**DIRECTIONS FOR THIS TASK:**
Pull out every line below that contains the word "JSON".

--- START RECORDS PROVIDED ---

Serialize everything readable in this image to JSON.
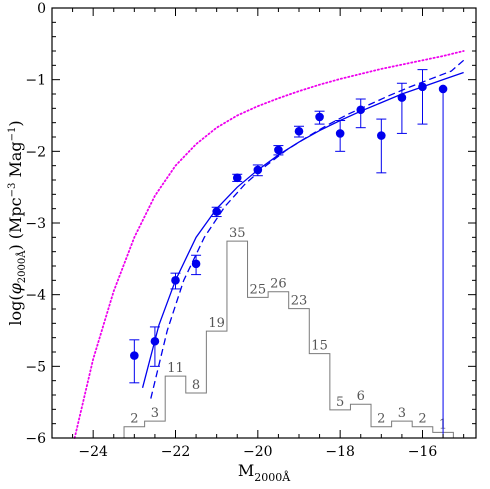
{
  "chart_data": {
    "type": "line",
    "xlabel": "M",
    "xlabel_sub": "2000Å",
    "ylabel_parts": [
      "log(",
      "φ",
      "2000Å",
      ")  (Mpc",
      "−3",
      " Mag",
      "−1",
      ")"
    ],
    "xlim": [
      -25,
      -14.7
    ],
    "ylim": [
      -6,
      0
    ],
    "x_ticks": [
      -24,
      -22,
      -20,
      -18,
      -16
    ],
    "x_tick_labels": [
      "−24",
      "−22",
      "−20",
      "−18",
      "−16"
    ],
    "y_ticks": [
      0,
      -1,
      -2,
      -3,
      -4,
      -5,
      -6
    ],
    "y_tick_labels": [
      "0",
      "−1",
      "−2",
      "−3",
      "−4",
      "−5",
      "−6"
    ],
    "grid": false,
    "colors": {
      "points": "#0000ee",
      "fit": "#0000ee",
      "dotted": "#ee00ee",
      "histogram": "#7a7a7a",
      "axes": "#000000"
    },
    "points": [
      {
        "x": -23.0,
        "y": -4.85,
        "err_lo": 0.38,
        "err_hi": 0.22
      },
      {
        "x": -22.5,
        "y": -4.65,
        "err_lo": 0.35,
        "err_hi": 0.2
      },
      {
        "x": -22.0,
        "y": -3.8,
        "err_lo": 0.12,
        "err_hi": 0.1
      },
      {
        "x": -21.5,
        "y": -3.57,
        "err_lo": 0.15,
        "err_hi": 0.12
      },
      {
        "x": -21.0,
        "y": -2.84,
        "err_lo": 0.07,
        "err_hi": 0.06
      },
      {
        "x": -20.5,
        "y": -2.37,
        "err_lo": 0.05,
        "err_hi": 0.05
      },
      {
        "x": -20.0,
        "y": -2.26,
        "err_lo": 0.08,
        "err_hi": 0.07
      },
      {
        "x": -19.5,
        "y": -1.98,
        "err_lo": 0.07,
        "err_hi": 0.06
      },
      {
        "x": -19.0,
        "y": -1.72,
        "err_lo": 0.08,
        "err_hi": 0.07
      },
      {
        "x": -18.5,
        "y": -1.52,
        "err_lo": 0.1,
        "err_hi": 0.08
      },
      {
        "x": -18.0,
        "y": -1.75,
        "err_lo": 0.25,
        "err_hi": 0.18
      },
      {
        "x": -17.5,
        "y": -1.42,
        "err_lo": 0.25,
        "err_hi": 0.15
      },
      {
        "x": -17.0,
        "y": -1.78,
        "err_lo": 0.52,
        "err_hi": 0.23
      },
      {
        "x": -16.5,
        "y": -1.25,
        "err_lo": 0.5,
        "err_hi": 0.2
      },
      {
        "x": -16.0,
        "y": -1.1,
        "err_lo": 0.52,
        "err_hi": 0.24
      },
      {
        "x": -15.5,
        "y": -1.13,
        "err_lo": 4.87,
        "err_hi": 0.0
      }
    ],
    "fit_solid": {
      "x": [
        -22.8,
        -22.4,
        -22.0,
        -21.5,
        -21.0,
        -20.5,
        -20.0,
        -19.5,
        -19.0,
        -18.5,
        -18.0,
        -17.5,
        -17.0,
        -16.5,
        -16.0,
        -15.5,
        -15.0
      ],
      "y": [
        -5.3,
        -4.42,
        -3.8,
        -3.2,
        -2.8,
        -2.5,
        -2.26,
        -2.05,
        -1.87,
        -1.71,
        -1.57,
        -1.44,
        -1.32,
        -1.2,
        -1.1,
        -1.0,
        -0.9
      ]
    },
    "fit_dashed": {
      "x": [
        -22.6,
        -22.2,
        -21.8,
        -21.3,
        -20.8,
        -20.3,
        -19.8,
        -19.3,
        -18.8,
        -18.3,
        -17.8,
        -17.3,
        -16.8,
        -16.3,
        -15.8,
        -15.3,
        -15.0
      ],
      "y": [
        -5.45,
        -4.5,
        -3.8,
        -3.2,
        -2.77,
        -2.45,
        -2.2,
        -1.98,
        -1.8,
        -1.63,
        -1.48,
        -1.35,
        -1.22,
        -1.1,
        -0.99,
        -0.88,
        -0.73
      ]
    },
    "dotted": {
      "x": [
        -24.45,
        -24.0,
        -23.5,
        -23.0,
        -22.5,
        -22.0,
        -21.5,
        -21.0,
        -20.5,
        -20.0,
        -19.5,
        -19.0,
        -18.5,
        -18.0,
        -17.5,
        -17.0,
        -16.5,
        -16.0,
        -15.5,
        -15.0
      ],
      "y": [
        -6.0,
        -4.9,
        -3.95,
        -3.2,
        -2.62,
        -2.2,
        -1.9,
        -1.67,
        -1.5,
        -1.37,
        -1.26,
        -1.16,
        -1.07,
        -0.99,
        -0.92,
        -0.85,
        -0.79,
        -0.73,
        -0.67,
        -0.6
      ]
    },
    "histogram": {
      "bins_left": [
        -23.25,
        -22.75,
        -22.25,
        -21.75,
        -21.25,
        -20.75,
        -20.25,
        -19.75,
        -19.25,
        -18.75,
        -18.25,
        -17.75,
        -17.25,
        -16.75,
        -16.25,
        -15.75,
        -15.25
      ],
      "bin_width": 0.5,
      "counts": [
        2,
        3,
        11,
        8,
        19,
        35,
        25,
        26,
        23,
        15,
        5,
        6,
        2,
        3,
        2,
        1,
        0
      ],
      "count_labels": [
        "2",
        "3",
        "11",
        "8",
        "19",
        "35",
        "25",
        "26",
        "23",
        "15",
        "5",
        "6",
        "2",
        "3",
        "2",
        "1",
        ""
      ],
      "baseline": -6,
      "dex_per_count": 0.0785
    }
  }
}
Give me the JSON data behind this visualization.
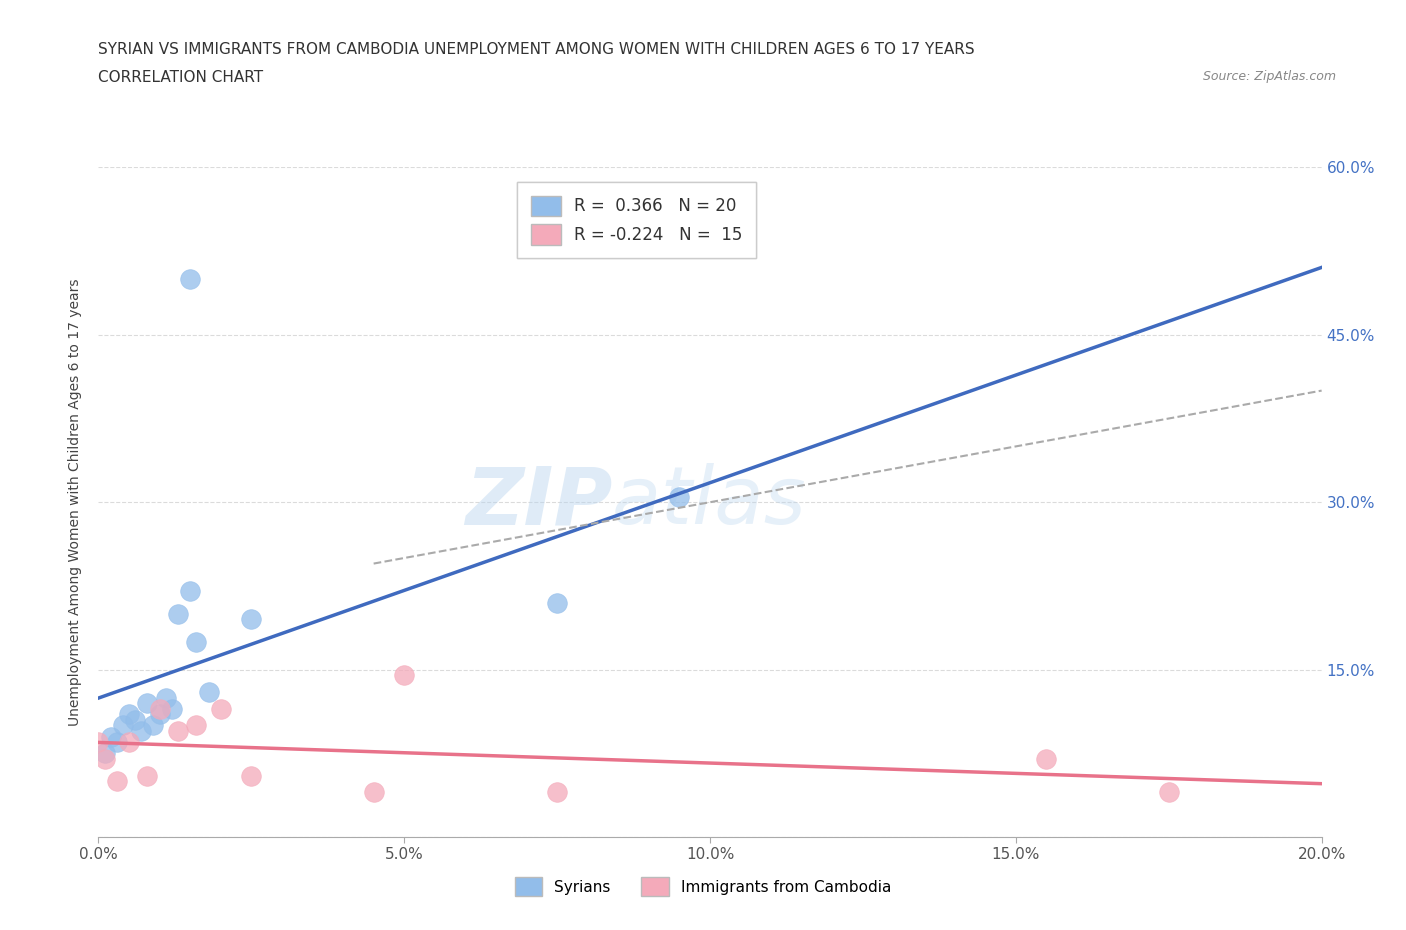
{
  "title_line1": "SYRIAN VS IMMIGRANTS FROM CAMBODIA UNEMPLOYMENT AMONG WOMEN WITH CHILDREN AGES 6 TO 17 YEARS",
  "title_line2": "CORRELATION CHART",
  "source_text": "Source: ZipAtlas.com",
  "ylabel": "Unemployment Among Women with Children Ages 6 to 17 years",
  "xlim": [
    0.0,
    0.2
  ],
  "ylim": [
    0.0,
    0.6
  ],
  "xticks": [
    0.0,
    0.05,
    0.1,
    0.15,
    0.2
  ],
  "yticks": [
    0.0,
    0.15,
    0.3,
    0.45,
    0.6
  ],
  "xtick_labels": [
    "0.0%",
    "5.0%",
    "10.0%",
    "15.0%",
    "20.0%"
  ],
  "ytick_right_labels": [
    "",
    "15.0%",
    "30.0%",
    "45.0%",
    "60.0%"
  ],
  "syrian_color": "#92BDEA",
  "cambodia_color": "#F4AABA",
  "syrian_line_color": "#3F6ABF",
  "cambodia_line_color": "#E8728A",
  "r_syrian": 0.366,
  "n_syrian": 20,
  "r_cambodia": -0.224,
  "n_cambodia": 15,
  "watermark_text": "ZIP",
  "watermark_text2": "atlas",
  "syrians_x": [
    0.001,
    0.002,
    0.003,
    0.004,
    0.005,
    0.006,
    0.007,
    0.008,
    0.009,
    0.01,
    0.011,
    0.012,
    0.013,
    0.015,
    0.016,
    0.018,
    0.025,
    0.015,
    0.075,
    0.095
  ],
  "syrians_y": [
    0.075,
    0.09,
    0.085,
    0.1,
    0.11,
    0.105,
    0.095,
    0.12,
    0.1,
    0.11,
    0.125,
    0.115,
    0.2,
    0.22,
    0.175,
    0.13,
    0.195,
    0.5,
    0.21,
    0.305
  ],
  "cambodia_x": [
    0.0,
    0.001,
    0.003,
    0.005,
    0.008,
    0.01,
    0.013,
    0.016,
    0.02,
    0.025,
    0.045,
    0.05,
    0.075,
    0.155,
    0.175
  ],
  "cambodia_y": [
    0.085,
    0.07,
    0.05,
    0.085,
    0.055,
    0.115,
    0.095,
    0.1,
    0.115,
    0.055,
    0.04,
    0.145,
    0.04,
    0.07,
    0.04
  ]
}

--- END RECORDS PROVIDED ---

**ANSWER FOR THE TASK:**
Serialize everything readable in this image to JSON.
Give me the JSON data behind this visualization.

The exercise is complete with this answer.